## start MATERIAL

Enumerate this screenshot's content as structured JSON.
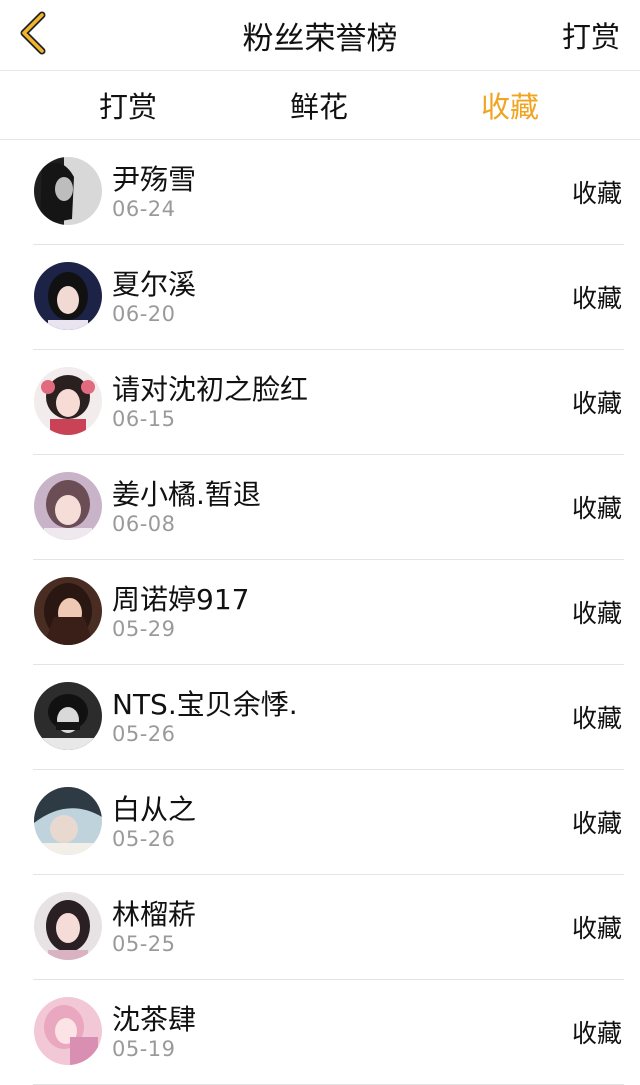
{
  "header": {
    "title": "粉丝荣誉榜",
    "right_label": "打赏",
    "accent_color": "#f1a421"
  },
  "tabs": [
    {
      "label": "打赏",
      "active": false
    },
    {
      "label": "鲜花",
      "active": false
    },
    {
      "label": "收藏",
      "active": true
    }
  ],
  "fans": [
    {
      "name": "尹殇雪",
      "date": "06-24",
      "action": "收藏"
    },
    {
      "name": "夏尔溪",
      "date": "06-20",
      "action": "收藏"
    },
    {
      "name": "请对沈初之脸红",
      "date": "06-15",
      "action": "收藏"
    },
    {
      "name": "姜小橘.暂退",
      "date": "06-08",
      "action": "收藏"
    },
    {
      "name": "周诺婷917",
      "date": "05-29",
      "action": "收藏"
    },
    {
      "name": "NTS.宝贝余悸.",
      "date": "05-26",
      "action": "收藏"
    },
    {
      "name": "白从之",
      "date": "05-26",
      "action": "收藏"
    },
    {
      "name": "林榴菥",
      "date": "05-25",
      "action": "收藏"
    },
    {
      "name": "沈茶肆",
      "date": "05-19",
      "action": "收藏"
    }
  ]
}
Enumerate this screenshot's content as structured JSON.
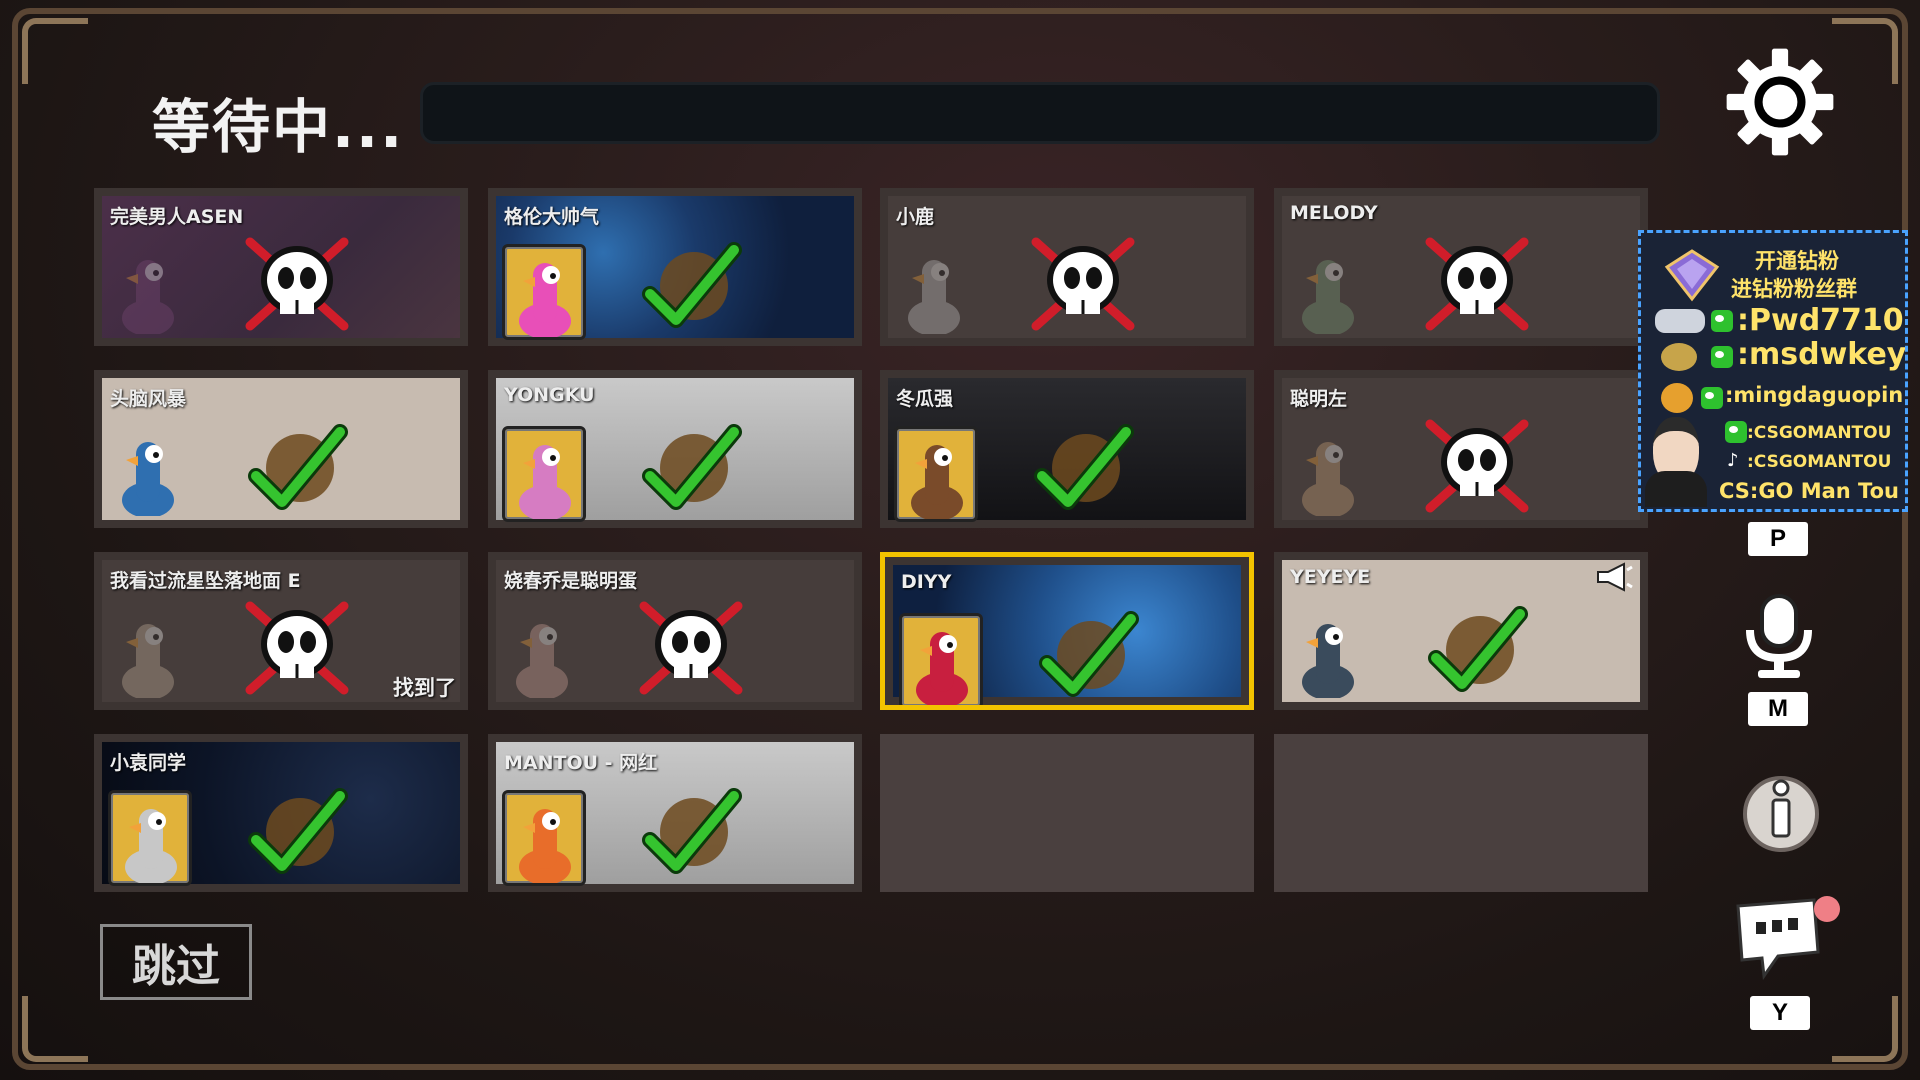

## end MATERIAL

REQUIRED TASK:
Reproduce each entry precisely. Leave the pictures out.

EXPECTED ANSWER:
Enumerate this screenshot's content as structured JSON.
{
  "header": {
    "title": "粉丝荣誉榜",
    "right_label": "打赏",
    "accent_color": "#f1a421"
  },
  "tabs": [
    {
      "label": "打赏",
      "active": false
    },
    {
      "label": "鲜花",
      "active": false
    },
    {
      "label": "收藏",
      "active": true
    }
  ],
  "fans": [
    {
      "name": "尹殇雪",
      "date": "06-24",
      "action": "收藏"
    },
    {
      "name": "夏尔溪",
      "date": "06-20",
      "action": "收藏"
    },
    {
      "name": "请对沈初之脸红",
      "date": "06-15",
      "action": "收藏"
    },
    {
      "name": "姜小橘.暂退",
      "date": "06-08",
      "action": "收藏"
    },
    {
      "name": "周诺婷917",
      "date": "05-29",
      "action": "收藏"
    },
    {
      "name": "NTS.宝贝余悸.",
      "date": "05-26",
      "action": "收藏"
    },
    {
      "name": "白从之",
      "date": "05-26",
      "action": "收藏"
    },
    {
      "name": "林榴菥",
      "date": "05-25",
      "action": "收藏"
    },
    {
      "name": "沈茶肆",
      "date": "05-19",
      "action": "收藏"
    }
  ]
}
Enumerate this screenshot's content as structured JSON.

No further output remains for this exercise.